INSTRUCTIONS TO FOLLOW => Would you write out the entries below, every one of them, exactly?

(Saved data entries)
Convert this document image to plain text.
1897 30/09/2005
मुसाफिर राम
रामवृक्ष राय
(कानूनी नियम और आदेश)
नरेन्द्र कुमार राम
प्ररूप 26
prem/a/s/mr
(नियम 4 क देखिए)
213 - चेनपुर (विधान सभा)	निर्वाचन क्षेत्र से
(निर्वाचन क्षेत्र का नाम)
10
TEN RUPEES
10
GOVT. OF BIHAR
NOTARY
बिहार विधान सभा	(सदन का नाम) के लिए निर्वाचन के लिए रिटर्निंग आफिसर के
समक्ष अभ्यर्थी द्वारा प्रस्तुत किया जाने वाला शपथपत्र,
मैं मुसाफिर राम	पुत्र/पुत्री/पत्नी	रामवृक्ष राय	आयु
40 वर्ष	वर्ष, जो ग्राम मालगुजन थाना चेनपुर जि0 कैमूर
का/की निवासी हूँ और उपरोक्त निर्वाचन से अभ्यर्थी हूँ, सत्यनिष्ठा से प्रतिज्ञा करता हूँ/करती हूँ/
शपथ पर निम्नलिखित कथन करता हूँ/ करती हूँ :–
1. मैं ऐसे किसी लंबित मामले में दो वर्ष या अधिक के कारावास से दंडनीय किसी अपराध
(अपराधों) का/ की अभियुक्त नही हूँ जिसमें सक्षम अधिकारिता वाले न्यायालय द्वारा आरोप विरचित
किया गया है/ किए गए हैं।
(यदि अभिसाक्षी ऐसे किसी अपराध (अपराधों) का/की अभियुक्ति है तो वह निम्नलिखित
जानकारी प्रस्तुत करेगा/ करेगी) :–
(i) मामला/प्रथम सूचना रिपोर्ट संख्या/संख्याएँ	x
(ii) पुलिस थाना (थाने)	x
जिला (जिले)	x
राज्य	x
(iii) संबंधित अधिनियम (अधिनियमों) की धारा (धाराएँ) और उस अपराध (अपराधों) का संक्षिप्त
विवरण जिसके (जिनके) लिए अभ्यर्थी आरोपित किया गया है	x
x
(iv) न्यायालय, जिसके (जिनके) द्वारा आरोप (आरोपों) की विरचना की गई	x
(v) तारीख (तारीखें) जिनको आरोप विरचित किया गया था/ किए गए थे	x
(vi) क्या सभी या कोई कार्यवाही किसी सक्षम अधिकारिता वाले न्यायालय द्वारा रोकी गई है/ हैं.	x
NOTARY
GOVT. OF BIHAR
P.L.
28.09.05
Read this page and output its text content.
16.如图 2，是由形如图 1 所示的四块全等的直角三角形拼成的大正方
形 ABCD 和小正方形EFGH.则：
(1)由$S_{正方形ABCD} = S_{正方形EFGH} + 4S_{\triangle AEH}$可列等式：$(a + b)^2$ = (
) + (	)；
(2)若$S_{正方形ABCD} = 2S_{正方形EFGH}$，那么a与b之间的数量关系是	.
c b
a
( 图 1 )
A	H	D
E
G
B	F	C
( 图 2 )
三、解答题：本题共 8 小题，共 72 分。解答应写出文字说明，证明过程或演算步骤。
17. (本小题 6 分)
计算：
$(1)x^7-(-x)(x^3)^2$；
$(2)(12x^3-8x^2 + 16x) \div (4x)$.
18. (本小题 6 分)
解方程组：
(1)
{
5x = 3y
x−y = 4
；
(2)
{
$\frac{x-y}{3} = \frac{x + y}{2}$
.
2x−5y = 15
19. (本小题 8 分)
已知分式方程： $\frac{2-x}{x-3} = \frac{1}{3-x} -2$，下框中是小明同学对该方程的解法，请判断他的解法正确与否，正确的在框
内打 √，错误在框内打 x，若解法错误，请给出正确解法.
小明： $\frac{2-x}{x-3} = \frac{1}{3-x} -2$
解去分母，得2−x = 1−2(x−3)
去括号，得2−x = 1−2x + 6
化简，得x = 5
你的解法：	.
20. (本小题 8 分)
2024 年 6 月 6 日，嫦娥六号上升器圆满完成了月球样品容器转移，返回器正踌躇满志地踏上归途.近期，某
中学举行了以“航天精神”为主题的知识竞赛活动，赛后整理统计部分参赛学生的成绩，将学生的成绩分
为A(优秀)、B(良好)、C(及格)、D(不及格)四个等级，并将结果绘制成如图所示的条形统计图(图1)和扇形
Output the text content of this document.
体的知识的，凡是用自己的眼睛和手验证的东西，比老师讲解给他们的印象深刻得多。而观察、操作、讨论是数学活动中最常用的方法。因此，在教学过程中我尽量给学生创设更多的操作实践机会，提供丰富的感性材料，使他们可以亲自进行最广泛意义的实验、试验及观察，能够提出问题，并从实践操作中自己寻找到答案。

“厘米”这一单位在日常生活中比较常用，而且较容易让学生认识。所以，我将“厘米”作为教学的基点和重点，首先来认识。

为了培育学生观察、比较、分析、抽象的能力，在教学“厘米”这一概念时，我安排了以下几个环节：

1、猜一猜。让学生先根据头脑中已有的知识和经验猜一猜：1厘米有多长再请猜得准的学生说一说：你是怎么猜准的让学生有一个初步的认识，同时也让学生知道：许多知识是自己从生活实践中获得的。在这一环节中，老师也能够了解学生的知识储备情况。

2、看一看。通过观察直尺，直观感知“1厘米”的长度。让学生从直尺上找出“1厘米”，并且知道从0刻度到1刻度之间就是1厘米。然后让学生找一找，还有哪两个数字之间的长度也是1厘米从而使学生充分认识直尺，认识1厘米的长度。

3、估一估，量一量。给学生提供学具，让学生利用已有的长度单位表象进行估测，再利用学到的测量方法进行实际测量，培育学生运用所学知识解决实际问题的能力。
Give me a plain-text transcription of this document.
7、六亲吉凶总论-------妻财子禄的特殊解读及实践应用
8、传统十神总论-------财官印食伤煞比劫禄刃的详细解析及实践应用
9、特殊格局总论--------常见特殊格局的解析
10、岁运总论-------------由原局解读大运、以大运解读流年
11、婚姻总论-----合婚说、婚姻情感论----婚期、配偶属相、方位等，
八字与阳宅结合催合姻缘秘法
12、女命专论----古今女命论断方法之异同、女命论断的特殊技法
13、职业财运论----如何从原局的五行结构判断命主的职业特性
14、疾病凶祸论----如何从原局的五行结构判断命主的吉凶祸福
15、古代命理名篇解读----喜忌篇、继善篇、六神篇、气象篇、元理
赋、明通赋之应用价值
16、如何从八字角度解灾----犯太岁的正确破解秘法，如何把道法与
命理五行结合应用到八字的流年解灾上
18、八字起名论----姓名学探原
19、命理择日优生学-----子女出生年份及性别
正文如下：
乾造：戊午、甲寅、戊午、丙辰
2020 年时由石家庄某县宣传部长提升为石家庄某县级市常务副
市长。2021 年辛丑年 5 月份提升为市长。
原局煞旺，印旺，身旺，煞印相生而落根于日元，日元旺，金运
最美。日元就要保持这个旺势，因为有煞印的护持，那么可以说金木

OUTPUT FOR THIS EXERCISE =>
Convert this document image to plain text.
1897 30/09/2005
मुसाफिर राम
रामवृक्ष राय
(कानूनी नियम और आदेश)
नरेन्द्र कुमार राम
प्ररूप 26
prem/a/s/mr
(नियम 4 क देखिए)
213 - चेनपुर (विधान सभा)	निर्वाचन क्षेत्र से
(निर्वाचन क्षेत्र का नाम)
10
TEN RUPEES
10
GOVT. OF BIHAR
NOTARY
बिहार विधान सभा	(सदन का नाम) के लिए निर्वाचन के लिए रिटर्निंग आफिसर के
समक्ष अभ्यर्थी द्वारा प्रस्तुत किया जाने वाला शपथपत्र,
मैं मुसाफिर राम	पुत्र/पुत्री/पत्नी	रामवृक्ष राय	आयु
40 वर्ष	वर्ष, जो ग्राम मालगुजन थाना चेनपुर जि0 कैमूर
का/की निवासी हूँ और उपरोक्त निर्वाचन से अभ्यर्थी हूँ, सत्यनिष्ठा से प्रतिज्ञा करता हूँ/करती हूँ/
शपथ पर निम्नलिखित कथन करता हूँ/ करती हूँ :–
1. मैं ऐसे किसी लंबित मामले में दो वर्ष या अधिक के कारावास से दंडनीय किसी अपराध
(अपराधों) का/ की अभियुक्त नही हूँ जिसमें सक्षम अधिकारिता वाले न्यायालय द्वारा आरोप विरचित
किया गया है/ किए गए हैं।
(यदि अभिसाक्षी ऐसे किसी अपराध (अपराधों) का/की अभियुक्ति है तो वह निम्नलिखित
जानकारी प्रस्तुत करेगा/ करेगी) :–
(i) मामला/प्रथम सूचना रिपोर्ट संख्या/संख्याएँ	x
(ii) पुलिस थाना (थाने)	x
जिला (जिले)	x
राज्य	x
(iii) संबंधित अधिनियम (अधिनियमों) की धारा (धाराएँ) और उस अपराध (अपराधों) का संक्षिप्त
विवरण जिसके (जिनके) लिए अभ्यर्थी आरोपित किया गया है	x
x
(iv) न्यायालय, जिसके (जिनके) द्वारा आरोप (आरोपों) की विरचना की गई	x
(v) तारीख (तारीखें) जिनको आरोप विरचित किया गया था/ किए गए थे	x
(vi) क्या सभी या कोई कार्यवाही किसी सक्षम अधिकारिता वाले न्यायालय द्वारा रोकी गई है/ हैं.	x
NOTARY
GOVT. OF BIHAR
P.L.
28.09.05
Read this page and output its text content.
16.如图 2，是由形如图 1 所示的四块全等的直角三角形拼成的大正方
形 ABCD 和小正方形EFGH.则：
(1)由$S_{正方形ABCD} = S_{正方形EFGH} + 4S_{\triangle AEH}$可列等式：$(a + b)^2$ = (
) + (	)；
(2)若$S_{正方形ABCD} = 2S_{正方形EFGH}$，那么a与b之间的数量关系是	.
c b
a
( 图 1 )
A	H	D
E
G
B	F	C
( 图 2 )
三、解答题：本题共 8 小题，共 72 分。解答应写出文字说明，证明过程或演算步骤。
17. (本小题 6 分)
计算：
$(1)x^7-(-x)(x^3)^2$；
$(2)(12x^3-8x^2 + 16x) \div (4x)$.
18. (本小题 6 分)
解方程组：
(1)
{
5x = 3y
x−y = 4
；
(2)
{
$\frac{x-y}{3} = \frac{x + y}{2}$
.
2x−5y = 15
19. (本小题 8 分)
已知分式方程： $\frac{2-x}{x-3} = \frac{1}{3-x} -2$，下框中是小明同学对该方程的解法，请判断他的解法正确与否，正确的在框
内打 √，错误在框内打 x，若解法错误，请给出正确解法.
小明： $\frac{2-x}{x-3} = \frac{1}{3-x} -2$
解去分母，得2−x = 1−2(x−3)
去括号，得2−x = 1−2x + 6
化简，得x = 5
你的解法：	.
20. (本小题 8 分)
2024 年 6 月 6 日，嫦娥六号上升器圆满完成了月球样品容器转移，返回器正踌躇满志地踏上归途.近期，某
中学举行了以“航天精神”为主题的知识竞赛活动，赛后整理统计部分参赛学生的成绩，将学生的成绩分
为A(优秀)、B(良好)、C(及格)、D(不及格)四个等级，并将结果绘制成如图所示的条形统计图(图1)和扇形
Output the text content of this document.
体的知识的，凡是用自己的眼睛和手验证的东西，比老师讲解给他们的印象深刻得多。而观察、操作、讨论是数学活动中最常用的方法。因此，在教学过程中我尽量给学生创设更多的操作实践机会，提供丰富的感性材料，使他们可以亲自进行最广泛意义的实验、试验及观察，能够提出问题，并从实践操作中自己寻找到答案。

“厘米”这一单位在日常生活中比较常用，而且较容易让学生认识。所以，我将“厘米”作为教学的基点和重点，首先来认识。

为了培育学生观察、比较、分析、抽象的能力，在教学“厘米”这一概念时，我安排了以下几个环节：

1、猜一猜。让学生先根据头脑中已有的知识和经验猜一猜：1厘米有多长再请猜得准的学生说一说：你是怎么猜准的让学生有一个初步的认识，同时也让学生知道：许多知识是自己从生活实践中获得的。在这一环节中，老师也能够了解学生的知识储备情况。

2、看一看。通过观察直尺，直观感知“1厘米”的长度。让学生从直尺上找出“1厘米”，并且知道从0刻度到1刻度之间就是1厘米。然后让学生找一找，还有哪两个数字之间的长度也是1厘米从而使学生充分认识直尺，认识1厘米的长度。

3、估一估，量一量。给学生提供学具，让学生利用已有的长度单位表象进行估测，再利用学到的测量方法进行实际测量，培育学生运用所学知识解决实际问题的能力。
Give me a plain-text transcription of this document.
7、六亲吉凶总论-------妻财子禄的特殊解读及实践应用
8、传统十神总论-------财官印食伤煞比劫禄刃的详细解析及实践应用
9、特殊格局总论--------常见特殊格局的解析
10、岁运总论-------------由原局解读大运、以大运解读流年
11、婚姻总论-----合婚说、婚姻情感论----婚期、配偶属相、方位等，
八字与阳宅结合催合姻缘秘法
12、女命专论----古今女命论断方法之异同、女命论断的特殊技法
13、职业财运论----如何从原局的五行结构判断命主的职业特性
14、疾病凶祸论----如何从原局的五行结构判断命主的吉凶祸福
15、古代命理名篇解读----喜忌篇、继善篇、六神篇、气象篇、元理
赋、明通赋之应用价值
16、如何从八字角度解灾----犯太岁的正确破解秘法，如何把道法与
命理五行结合应用到八字的流年解灾上
18、八字起名论----姓名学探原
19、命理择日优生学-----子女出生年份及性别
正文如下：
乾造：戊午、甲寅、戊午、丙辰
2020 年时由石家庄某县宣传部长提升为石家庄某县级市常务副
市长。2021 年辛丑年 5 月份提升为市长。
原局煞旺，印旺，身旺，煞印相生而落根于日元，日元旺，金运
最美。日元就要保持这个旺势，因为有煞印的护持，那么可以说金木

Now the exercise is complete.